Data for processing –
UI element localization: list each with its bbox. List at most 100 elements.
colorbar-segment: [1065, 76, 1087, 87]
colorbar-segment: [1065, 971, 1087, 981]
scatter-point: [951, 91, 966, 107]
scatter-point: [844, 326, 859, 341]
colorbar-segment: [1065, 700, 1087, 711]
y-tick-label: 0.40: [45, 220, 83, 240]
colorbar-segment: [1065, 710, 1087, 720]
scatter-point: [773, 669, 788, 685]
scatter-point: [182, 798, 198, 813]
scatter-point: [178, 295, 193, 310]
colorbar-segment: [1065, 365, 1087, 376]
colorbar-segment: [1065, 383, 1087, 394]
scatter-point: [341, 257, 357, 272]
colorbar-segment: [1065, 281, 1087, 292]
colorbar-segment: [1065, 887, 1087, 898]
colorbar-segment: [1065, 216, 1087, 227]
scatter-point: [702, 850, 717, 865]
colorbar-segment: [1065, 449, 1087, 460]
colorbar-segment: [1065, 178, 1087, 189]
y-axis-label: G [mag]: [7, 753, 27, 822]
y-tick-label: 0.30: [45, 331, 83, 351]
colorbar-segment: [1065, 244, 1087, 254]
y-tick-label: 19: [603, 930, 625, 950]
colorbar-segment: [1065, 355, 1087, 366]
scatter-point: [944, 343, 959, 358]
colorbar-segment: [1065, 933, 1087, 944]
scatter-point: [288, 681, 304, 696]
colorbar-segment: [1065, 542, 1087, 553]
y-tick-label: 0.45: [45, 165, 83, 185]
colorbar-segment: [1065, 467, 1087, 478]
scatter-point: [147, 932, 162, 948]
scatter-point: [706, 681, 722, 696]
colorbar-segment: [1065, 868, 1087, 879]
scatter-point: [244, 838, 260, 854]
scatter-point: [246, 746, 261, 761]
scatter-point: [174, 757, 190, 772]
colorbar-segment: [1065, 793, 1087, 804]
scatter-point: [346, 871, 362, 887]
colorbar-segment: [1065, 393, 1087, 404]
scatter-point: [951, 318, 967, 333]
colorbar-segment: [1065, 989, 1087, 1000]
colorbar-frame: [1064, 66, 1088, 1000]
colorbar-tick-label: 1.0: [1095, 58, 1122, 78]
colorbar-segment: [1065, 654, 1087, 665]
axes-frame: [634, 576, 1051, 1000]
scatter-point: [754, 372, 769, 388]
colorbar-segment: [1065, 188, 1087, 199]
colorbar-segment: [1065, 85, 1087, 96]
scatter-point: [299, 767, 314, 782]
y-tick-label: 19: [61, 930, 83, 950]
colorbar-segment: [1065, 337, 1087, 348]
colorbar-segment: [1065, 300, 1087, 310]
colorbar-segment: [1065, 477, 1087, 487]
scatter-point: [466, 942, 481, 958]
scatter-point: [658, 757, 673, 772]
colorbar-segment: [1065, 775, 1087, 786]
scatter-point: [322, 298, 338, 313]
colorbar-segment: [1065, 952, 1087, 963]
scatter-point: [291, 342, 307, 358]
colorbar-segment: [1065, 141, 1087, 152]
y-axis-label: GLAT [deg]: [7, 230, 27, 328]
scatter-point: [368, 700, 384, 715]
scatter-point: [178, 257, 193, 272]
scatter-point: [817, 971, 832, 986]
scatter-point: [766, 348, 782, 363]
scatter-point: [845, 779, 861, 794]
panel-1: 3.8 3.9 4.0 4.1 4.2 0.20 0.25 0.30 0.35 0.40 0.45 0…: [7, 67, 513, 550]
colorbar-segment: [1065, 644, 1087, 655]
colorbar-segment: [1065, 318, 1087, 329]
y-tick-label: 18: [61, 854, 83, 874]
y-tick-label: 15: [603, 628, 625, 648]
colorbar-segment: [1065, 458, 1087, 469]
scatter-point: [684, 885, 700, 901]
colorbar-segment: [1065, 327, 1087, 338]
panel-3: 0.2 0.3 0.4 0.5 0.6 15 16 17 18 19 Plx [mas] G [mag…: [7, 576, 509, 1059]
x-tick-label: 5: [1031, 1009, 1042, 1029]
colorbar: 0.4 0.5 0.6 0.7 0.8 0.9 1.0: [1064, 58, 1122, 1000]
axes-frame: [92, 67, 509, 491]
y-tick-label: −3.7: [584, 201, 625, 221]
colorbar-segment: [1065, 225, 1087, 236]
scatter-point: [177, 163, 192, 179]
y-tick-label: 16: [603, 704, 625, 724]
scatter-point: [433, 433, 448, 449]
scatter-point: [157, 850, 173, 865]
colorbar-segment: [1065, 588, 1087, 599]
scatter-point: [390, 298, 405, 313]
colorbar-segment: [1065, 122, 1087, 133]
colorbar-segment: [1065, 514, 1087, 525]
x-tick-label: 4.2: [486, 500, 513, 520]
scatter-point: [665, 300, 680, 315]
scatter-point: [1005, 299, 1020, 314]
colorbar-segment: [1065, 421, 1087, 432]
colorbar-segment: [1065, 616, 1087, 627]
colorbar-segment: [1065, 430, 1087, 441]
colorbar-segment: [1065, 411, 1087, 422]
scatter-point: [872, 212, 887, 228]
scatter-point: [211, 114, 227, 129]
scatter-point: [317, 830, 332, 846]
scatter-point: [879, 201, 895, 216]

Exercise task –
Repeat the listing word for word, starting at its first line and ending at the line that contains "colorbar-segment: [1065, 355, 1087, 366]", both ends included.

Output –
UI element localization: list each with its bbox. List at most 100 elements.
colorbar-segment: [1065, 76, 1087, 87]
colorbar-segment: [1065, 971, 1087, 981]
scatter-point: [951, 91, 966, 107]
scatter-point: [844, 326, 859, 341]
colorbar-segment: [1065, 700, 1087, 711]
y-tick-label: 0.40: [45, 220, 83, 240]
colorbar-segment: [1065, 710, 1087, 720]
scatter-point: [773, 669, 788, 685]
scatter-point: [182, 798, 198, 813]
scatter-point: [178, 295, 193, 310]
colorbar-segment: [1065, 365, 1087, 376]
colorbar-segment: [1065, 383, 1087, 394]
scatter-point: [341, 257, 357, 272]
colorbar-segment: [1065, 281, 1087, 292]
colorbar-segment: [1065, 887, 1087, 898]
colorbar-segment: [1065, 216, 1087, 227]
scatter-point: [702, 850, 717, 865]
colorbar-segment: [1065, 449, 1087, 460]
colorbar-segment: [1065, 178, 1087, 189]
y-axis-label: G [mag]: [7, 753, 27, 822]
y-tick-label: 0.30: [45, 331, 83, 351]
colorbar-segment: [1065, 244, 1087, 254]
y-tick-label: 19: [603, 930, 625, 950]
colorbar-segment: [1065, 355, 1087, 366]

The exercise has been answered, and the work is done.